■ **EXERCISE AIM**: The data below needs to be returned exactly, line for line.

Records from a dataset:

* * * *

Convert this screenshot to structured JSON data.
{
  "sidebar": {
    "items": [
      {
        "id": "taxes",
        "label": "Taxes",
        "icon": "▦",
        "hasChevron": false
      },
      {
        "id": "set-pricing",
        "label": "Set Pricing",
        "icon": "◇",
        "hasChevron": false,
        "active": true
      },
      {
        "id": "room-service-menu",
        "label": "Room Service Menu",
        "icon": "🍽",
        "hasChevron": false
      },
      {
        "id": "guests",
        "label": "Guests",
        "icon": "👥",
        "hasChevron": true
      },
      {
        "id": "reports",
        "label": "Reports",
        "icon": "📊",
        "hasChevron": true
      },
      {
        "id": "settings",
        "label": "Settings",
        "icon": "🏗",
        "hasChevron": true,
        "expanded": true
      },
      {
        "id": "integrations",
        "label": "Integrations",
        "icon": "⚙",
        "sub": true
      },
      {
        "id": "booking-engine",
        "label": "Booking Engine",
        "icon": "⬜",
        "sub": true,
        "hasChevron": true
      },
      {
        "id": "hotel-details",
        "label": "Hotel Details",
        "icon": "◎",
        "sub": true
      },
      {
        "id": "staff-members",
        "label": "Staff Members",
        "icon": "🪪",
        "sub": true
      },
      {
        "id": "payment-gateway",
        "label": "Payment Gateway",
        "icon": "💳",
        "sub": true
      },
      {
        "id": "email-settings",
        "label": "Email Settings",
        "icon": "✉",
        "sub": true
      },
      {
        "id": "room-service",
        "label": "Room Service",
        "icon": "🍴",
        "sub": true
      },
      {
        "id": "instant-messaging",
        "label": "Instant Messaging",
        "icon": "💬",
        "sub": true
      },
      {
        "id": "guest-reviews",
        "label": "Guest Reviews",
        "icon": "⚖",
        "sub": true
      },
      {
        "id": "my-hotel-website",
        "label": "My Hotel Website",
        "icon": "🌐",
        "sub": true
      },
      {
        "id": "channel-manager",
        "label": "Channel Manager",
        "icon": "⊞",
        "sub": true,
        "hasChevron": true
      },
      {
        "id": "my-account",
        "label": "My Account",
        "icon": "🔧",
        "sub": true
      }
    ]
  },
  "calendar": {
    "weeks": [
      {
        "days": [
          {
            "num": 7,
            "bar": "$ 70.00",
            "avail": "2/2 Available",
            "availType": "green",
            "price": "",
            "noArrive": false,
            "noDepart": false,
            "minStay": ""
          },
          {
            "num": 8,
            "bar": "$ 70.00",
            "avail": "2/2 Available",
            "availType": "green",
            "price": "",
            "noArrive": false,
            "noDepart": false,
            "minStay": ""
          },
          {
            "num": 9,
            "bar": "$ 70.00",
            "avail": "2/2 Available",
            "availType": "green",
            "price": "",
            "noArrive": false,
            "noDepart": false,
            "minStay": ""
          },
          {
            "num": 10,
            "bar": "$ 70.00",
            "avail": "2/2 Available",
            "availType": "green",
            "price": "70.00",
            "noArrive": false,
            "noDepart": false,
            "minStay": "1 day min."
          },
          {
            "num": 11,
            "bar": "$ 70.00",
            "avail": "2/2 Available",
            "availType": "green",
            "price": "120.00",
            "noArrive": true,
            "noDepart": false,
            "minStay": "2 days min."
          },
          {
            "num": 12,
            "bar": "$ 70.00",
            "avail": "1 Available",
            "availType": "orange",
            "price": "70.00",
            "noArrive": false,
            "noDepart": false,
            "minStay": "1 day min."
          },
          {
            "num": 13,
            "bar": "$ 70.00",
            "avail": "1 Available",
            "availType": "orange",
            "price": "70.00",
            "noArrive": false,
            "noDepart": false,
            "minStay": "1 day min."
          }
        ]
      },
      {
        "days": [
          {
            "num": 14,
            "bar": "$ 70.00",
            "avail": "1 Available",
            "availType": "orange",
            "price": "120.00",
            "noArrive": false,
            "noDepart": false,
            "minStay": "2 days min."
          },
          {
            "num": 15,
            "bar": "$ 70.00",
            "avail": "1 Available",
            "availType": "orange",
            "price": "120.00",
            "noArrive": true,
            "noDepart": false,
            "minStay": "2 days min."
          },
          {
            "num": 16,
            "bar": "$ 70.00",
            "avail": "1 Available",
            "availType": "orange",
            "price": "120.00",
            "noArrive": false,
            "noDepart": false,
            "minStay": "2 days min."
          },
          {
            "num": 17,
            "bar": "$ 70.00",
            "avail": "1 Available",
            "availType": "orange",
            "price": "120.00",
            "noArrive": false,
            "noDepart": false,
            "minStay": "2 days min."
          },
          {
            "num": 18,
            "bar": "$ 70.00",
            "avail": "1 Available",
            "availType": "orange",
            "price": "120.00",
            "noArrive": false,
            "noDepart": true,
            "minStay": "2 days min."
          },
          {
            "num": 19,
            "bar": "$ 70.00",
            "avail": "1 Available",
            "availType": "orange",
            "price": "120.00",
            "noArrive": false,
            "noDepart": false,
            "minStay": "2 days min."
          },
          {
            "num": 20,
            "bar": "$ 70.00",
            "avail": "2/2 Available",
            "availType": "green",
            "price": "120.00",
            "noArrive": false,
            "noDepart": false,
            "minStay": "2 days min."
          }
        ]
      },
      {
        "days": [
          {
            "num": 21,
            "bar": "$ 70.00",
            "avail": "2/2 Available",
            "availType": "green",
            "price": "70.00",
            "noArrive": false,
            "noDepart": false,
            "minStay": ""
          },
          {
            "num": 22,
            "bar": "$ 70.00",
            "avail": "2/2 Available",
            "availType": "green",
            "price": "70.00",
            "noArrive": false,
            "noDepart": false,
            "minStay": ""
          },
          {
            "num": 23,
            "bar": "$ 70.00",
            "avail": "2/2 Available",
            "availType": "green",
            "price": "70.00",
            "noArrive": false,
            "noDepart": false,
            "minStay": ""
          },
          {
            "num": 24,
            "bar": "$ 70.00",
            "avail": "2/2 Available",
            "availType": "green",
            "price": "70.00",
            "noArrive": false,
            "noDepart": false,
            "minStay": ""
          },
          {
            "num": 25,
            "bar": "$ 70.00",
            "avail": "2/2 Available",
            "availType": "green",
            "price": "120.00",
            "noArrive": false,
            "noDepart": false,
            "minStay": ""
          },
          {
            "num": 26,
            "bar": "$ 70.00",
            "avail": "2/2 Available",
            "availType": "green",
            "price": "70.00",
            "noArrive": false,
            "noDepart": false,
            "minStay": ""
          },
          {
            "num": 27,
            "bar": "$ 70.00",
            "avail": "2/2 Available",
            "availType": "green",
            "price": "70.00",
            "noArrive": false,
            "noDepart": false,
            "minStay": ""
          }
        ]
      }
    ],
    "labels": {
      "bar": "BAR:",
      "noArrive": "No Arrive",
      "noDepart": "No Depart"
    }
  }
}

* * * *

■ **RESPONSE FOR THIS EXERCISE**:
Convert this screenshot to structured JSON data.
{
  "sidebar": {
    "items": [
      {
        "id": "taxes",
        "label": "Taxes",
        "icon": "▦",
        "hasChevron": false
      },
      {
        "id": "set-pricing",
        "label": "Set Pricing",
        "icon": "◇",
        "hasChevron": false,
        "active": true
      },
      {
        "id": "room-service-menu",
        "label": "Room Service Menu",
        "icon": "🍽",
        "hasChevron": false
      },
      {
        "id": "guests",
        "label": "Guests",
        "icon": "👥",
        "hasChevron": true
      },
      {
        "id": "reports",
        "label": "Reports",
        "icon": "📊",
        "hasChevron": true
      },
      {
        "id": "settings",
        "label": "Settings",
        "icon": "🏗",
        "hasChevron": true,
        "expanded": true
      },
      {
        "id": "integrations",
        "label": "Integrations",
        "icon": "⚙",
        "sub": true
      },
      {
        "id": "booking-engine",
        "label": "Booking Engine",
        "icon": "⬜",
        "sub": true,
        "hasChevron": true
      },
      {
        "id": "hotel-details",
        "label": "Hotel Details",
        "icon": "◎",
        "sub": true
      },
      {
        "id": "staff-members",
        "label": "Staff Members",
        "icon": "🪪",
        "sub": true
      },
      {
        "id": "payment-gateway",
        "label": "Payment Gateway",
        "icon": "💳",
        "sub": true
      },
      {
        "id": "email-settings",
        "label": "Email Settings",
        "icon": "✉",
        "sub": true
      },
      {
        "id": "room-service",
        "label": "Room Service",
        "icon": "🍴",
        "sub": true
      },
      {
        "id": "instant-messaging",
        "label": "Instant Messaging",
        "icon": "💬",
        "sub": true
      },
      {
        "id": "guest-reviews",
        "label": "Guest Reviews",
        "icon": "⚖",
        "sub": true
      },
      {
        "id": "my-hotel-website",
        "label": "My Hotel Website",
        "icon": "🌐",
        "sub": true
      },
      {
        "id": "channel-manager",
        "label": "Channel Manager",
        "icon": "⊞",
        "sub": true,
        "hasChevron": true
      },
      {
        "id": "my-account",
        "label": "My Account",
        "icon": "🔧",
        "sub": true
      }
    ]
  },
  "calendar": {
    "weeks": [
      {
        "days": [
          {
            "num": 7,
            "bar": "$ 70.00",
            "avail": "2/2 Available",
            "availType": "green",
            "price": "",
            "noArrive": false,
            "noDepart": false,
            "minStay": ""
          },
          {
            "num": 8,
            "bar": "$ 70.00",
            "avail": "2/2 Available",
            "availType": "green",
            "price": "",
            "noArrive": false,
            "noDepart": false,
            "minStay": ""
          },
          {
            "num": 9,
            "bar": "$ 70.00",
            "avail": "2/2 Available",
            "availType": "green",
            "price": "",
            "noArrive": false,
            "noDepart": false,
            "minStay": ""
          },
          {
            "num": 10,
            "bar": "$ 70.00",
            "avail": "2/2 Available",
            "availType": "green",
            "price": "70.00",
            "noArrive": false,
            "noDepart": false,
            "minStay": "1 day min."
          },
          {
            "num": 11,
            "bar": "$ 70.00",
            "avail": "2/2 Available",
            "availType": "green",
            "price": "120.00",
            "noArrive": true,
            "noDepart": false,
            "minStay": "2 days min."
          },
          {
            "num": 12,
            "bar": "$ 70.00",
            "avail": "1 Available",
            "availType": "orange",
            "price": "70.00",
            "noArrive": false,
            "noDepart": false,
            "minStay": "1 day min."
          },
          {
            "num": 13,
            "bar": "$ 70.00",
            "avail": "1 Available",
            "availType": "orange",
            "price": "70.00",
            "noArrive": false,
            "noDepart": false,
            "minStay": "1 day min."
          }
        ]
      },
      {
        "days": [
          {
            "num": 14,
            "bar": "$ 70.00",
            "avail": "1 Available",
            "availType": "orange",
            "price": "120.00",
            "noArrive": false,
            "noDepart": false,
            "minStay": "2 days min."
          },
          {
            "num": 15,
            "bar": "$ 70.00",
            "avail": "1 Available",
            "availType": "orange",
            "price": "120.00",
            "noArrive": true,
            "noDepart": false,
            "minStay": "2 days min."
          },
          {
            "num": 16,
            "bar": "$ 70.00",
            "avail": "1 Available",
            "availType": "orange",
            "price": "120.00",
            "noArrive": false,
            "noDepart": false,
            "minStay": "2 days min."
          },
          {
            "num": 17,
            "bar": "$ 70.00",
            "avail": "1 Available",
            "availType": "orange",
            "price": "120.00",
            "noArrive": false,
            "noDepart": false,
            "minStay": "2 days min."
          },
          {
            "num": 18,
            "bar": "$ 70.00",
            "avail": "1 Available",
            "availType": "orange",
            "price": "120.00",
            "noArrive": false,
            "noDepart": true,
            "minStay": "2 days min."
          },
          {
            "num": 19,
            "bar": "$ 70.00",
            "avail": "1 Available",
            "availType": "orange",
            "price": "120.00",
            "noArrive": false,
            "noDepart": false,
            "minStay": "2 days min."
          },
          {
            "num": 20,
            "bar": "$ 70.00",
            "avail": "2/2 Available",
            "availType": "green",
            "price": "120.00",
            "noArrive": false,
            "noDepart": false,
            "minStay": "2 days min."
          }
        ]
      },
      {
        "days": [
          {
            "num": 21,
            "bar": "$ 70.00",
            "avail": "2/2 Available",
            "availType": "green",
            "price": "70.00",
            "noArrive": false,
            "noDepart": false,
            "minStay": ""
          },
          {
            "num": 22,
            "bar": "$ 70.00",
            "avail": "2/2 Available",
            "availType": "green",
            "price": "70.00",
            "noArrive": false,
            "noDepart": false,
            "minStay": ""
          },
          {
            "num": 23,
            "bar": "$ 70.00",
            "avail": "2/2 Available",
            "availType": "green",
            "price": "70.00",
            "noArrive": false,
            "noDepart": false,
            "minStay": ""
          },
          {
            "num": 24,
            "bar": "$ 70.00",
            "avail": "2/2 Available",
            "availType": "green",
            "price": "70.00",
            "noArrive": false,
            "noDepart": false,
            "minStay": ""
          },
          {
            "num": 25,
            "bar": "$ 70.00",
            "avail": "2/2 Available",
            "availType": "green",
            "price": "120.00",
            "noArrive": false,
            "noDepart": false,
            "minStay": ""
          },
          {
            "num": 26,
            "bar": "$ 70.00",
            "avail": "2/2 Available",
            "availType": "green",
            "price": "70.00",
            "noArrive": false,
            "noDepart": false,
            "minStay": ""
          },
          {
            "num": 27,
            "bar": "$ 70.00",
            "avail": "2/2 Available",
            "availType": "green",
            "price": "70.00",
            "noArrive": false,
            "noDepart": false,
            "minStay": ""
          }
        ]
      }
    ],
    "labels": {
      "bar": "BAR:",
      "noArrive": "No Arrive",
      "noDepart": "No Depart"
    }
  }
}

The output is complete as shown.